>> start

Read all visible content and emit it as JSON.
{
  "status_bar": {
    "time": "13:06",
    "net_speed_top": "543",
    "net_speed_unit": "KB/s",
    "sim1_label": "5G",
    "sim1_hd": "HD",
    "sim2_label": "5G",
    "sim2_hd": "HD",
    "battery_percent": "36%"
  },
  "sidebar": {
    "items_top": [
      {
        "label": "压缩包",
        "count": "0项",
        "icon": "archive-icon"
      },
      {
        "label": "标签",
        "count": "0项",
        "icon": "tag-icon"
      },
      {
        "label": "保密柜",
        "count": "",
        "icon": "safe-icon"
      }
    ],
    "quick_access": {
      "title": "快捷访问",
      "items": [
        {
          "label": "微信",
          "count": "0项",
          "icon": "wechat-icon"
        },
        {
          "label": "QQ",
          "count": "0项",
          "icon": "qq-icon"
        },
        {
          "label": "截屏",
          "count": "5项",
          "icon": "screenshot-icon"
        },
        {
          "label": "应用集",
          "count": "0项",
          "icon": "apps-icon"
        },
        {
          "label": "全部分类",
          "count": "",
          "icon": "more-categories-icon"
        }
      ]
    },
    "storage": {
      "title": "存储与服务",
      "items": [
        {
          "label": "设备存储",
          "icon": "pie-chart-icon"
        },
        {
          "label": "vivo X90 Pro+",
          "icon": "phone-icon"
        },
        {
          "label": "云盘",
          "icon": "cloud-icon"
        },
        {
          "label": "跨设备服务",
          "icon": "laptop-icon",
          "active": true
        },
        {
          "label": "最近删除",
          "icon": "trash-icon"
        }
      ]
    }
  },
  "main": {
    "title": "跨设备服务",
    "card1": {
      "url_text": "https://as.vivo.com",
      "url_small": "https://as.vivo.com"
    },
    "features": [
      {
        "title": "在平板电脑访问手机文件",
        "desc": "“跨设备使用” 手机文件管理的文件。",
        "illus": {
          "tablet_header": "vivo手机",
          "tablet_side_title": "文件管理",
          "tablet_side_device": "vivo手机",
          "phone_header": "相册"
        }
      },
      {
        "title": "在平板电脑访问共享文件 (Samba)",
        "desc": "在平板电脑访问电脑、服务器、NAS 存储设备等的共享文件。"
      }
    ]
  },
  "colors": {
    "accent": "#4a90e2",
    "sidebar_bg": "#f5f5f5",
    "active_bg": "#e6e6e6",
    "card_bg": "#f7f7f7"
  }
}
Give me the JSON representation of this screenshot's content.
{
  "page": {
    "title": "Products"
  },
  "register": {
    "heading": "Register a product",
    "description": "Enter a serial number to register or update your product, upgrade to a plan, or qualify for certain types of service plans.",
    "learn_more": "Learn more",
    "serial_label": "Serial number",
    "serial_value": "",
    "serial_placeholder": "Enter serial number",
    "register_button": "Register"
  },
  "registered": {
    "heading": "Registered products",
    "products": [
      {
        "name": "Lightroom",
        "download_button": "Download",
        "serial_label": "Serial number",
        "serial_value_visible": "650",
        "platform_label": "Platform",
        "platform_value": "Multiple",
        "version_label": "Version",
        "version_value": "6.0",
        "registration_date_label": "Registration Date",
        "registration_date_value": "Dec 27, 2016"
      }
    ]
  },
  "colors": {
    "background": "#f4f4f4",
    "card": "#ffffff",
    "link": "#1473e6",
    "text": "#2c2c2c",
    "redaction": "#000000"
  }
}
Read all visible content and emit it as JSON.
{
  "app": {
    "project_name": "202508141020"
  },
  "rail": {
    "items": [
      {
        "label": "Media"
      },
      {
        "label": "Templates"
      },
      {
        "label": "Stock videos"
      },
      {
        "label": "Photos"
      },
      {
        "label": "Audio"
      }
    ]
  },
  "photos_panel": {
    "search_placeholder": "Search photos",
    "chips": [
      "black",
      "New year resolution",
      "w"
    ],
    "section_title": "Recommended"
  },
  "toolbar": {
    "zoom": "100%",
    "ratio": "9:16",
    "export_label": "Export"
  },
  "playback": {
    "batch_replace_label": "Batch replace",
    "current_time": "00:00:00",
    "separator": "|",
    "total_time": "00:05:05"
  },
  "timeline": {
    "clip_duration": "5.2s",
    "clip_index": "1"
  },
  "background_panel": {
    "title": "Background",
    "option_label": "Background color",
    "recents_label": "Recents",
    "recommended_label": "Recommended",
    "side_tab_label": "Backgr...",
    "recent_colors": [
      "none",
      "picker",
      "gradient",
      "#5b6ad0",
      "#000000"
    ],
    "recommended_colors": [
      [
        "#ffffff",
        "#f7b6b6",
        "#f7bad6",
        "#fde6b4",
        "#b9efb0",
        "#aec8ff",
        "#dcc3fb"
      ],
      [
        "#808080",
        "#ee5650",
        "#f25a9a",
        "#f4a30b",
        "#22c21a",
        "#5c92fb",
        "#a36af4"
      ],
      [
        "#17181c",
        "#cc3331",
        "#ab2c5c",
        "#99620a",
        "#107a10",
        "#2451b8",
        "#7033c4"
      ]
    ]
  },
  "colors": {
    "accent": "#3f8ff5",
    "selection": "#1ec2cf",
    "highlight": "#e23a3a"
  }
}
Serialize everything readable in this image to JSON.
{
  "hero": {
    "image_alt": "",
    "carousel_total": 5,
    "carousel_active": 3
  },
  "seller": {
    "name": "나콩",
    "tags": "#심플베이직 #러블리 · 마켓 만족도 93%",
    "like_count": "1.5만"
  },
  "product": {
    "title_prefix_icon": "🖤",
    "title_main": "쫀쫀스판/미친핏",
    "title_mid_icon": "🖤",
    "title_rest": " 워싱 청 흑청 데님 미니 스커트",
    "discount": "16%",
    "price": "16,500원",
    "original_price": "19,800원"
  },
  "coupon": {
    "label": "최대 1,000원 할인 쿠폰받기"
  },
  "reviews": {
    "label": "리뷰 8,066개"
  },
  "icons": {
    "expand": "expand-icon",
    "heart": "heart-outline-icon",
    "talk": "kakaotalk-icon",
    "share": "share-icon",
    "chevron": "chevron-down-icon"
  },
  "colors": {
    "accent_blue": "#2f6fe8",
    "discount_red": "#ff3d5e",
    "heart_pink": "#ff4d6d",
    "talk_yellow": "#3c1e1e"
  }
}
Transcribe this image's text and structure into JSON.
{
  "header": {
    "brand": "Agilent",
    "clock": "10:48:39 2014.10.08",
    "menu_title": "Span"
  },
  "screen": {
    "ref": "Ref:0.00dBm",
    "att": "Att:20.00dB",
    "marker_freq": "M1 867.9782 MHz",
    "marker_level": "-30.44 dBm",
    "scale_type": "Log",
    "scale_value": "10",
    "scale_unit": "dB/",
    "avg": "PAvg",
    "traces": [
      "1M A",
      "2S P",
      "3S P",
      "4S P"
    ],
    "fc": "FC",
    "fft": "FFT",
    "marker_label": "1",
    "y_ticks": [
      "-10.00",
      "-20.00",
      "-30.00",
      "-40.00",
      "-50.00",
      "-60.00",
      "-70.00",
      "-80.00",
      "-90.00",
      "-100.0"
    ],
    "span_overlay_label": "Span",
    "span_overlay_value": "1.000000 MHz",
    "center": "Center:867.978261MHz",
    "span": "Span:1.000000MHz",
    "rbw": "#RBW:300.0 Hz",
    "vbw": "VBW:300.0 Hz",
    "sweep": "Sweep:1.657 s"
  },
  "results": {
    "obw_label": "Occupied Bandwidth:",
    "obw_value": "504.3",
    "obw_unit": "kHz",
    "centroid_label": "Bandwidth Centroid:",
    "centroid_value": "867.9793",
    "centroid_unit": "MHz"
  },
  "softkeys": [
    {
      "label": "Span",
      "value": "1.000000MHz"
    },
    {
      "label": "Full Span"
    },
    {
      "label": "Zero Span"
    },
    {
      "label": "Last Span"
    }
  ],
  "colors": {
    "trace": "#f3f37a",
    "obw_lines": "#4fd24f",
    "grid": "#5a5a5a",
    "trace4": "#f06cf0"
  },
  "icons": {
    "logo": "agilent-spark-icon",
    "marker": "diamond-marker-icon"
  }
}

>> end

Task objective: Go through the records and show every line with the string "screenshot" in it.

Output of the task:
          "icon": "screenshot-icon"
Give me the JSON representation of this screenshot's content.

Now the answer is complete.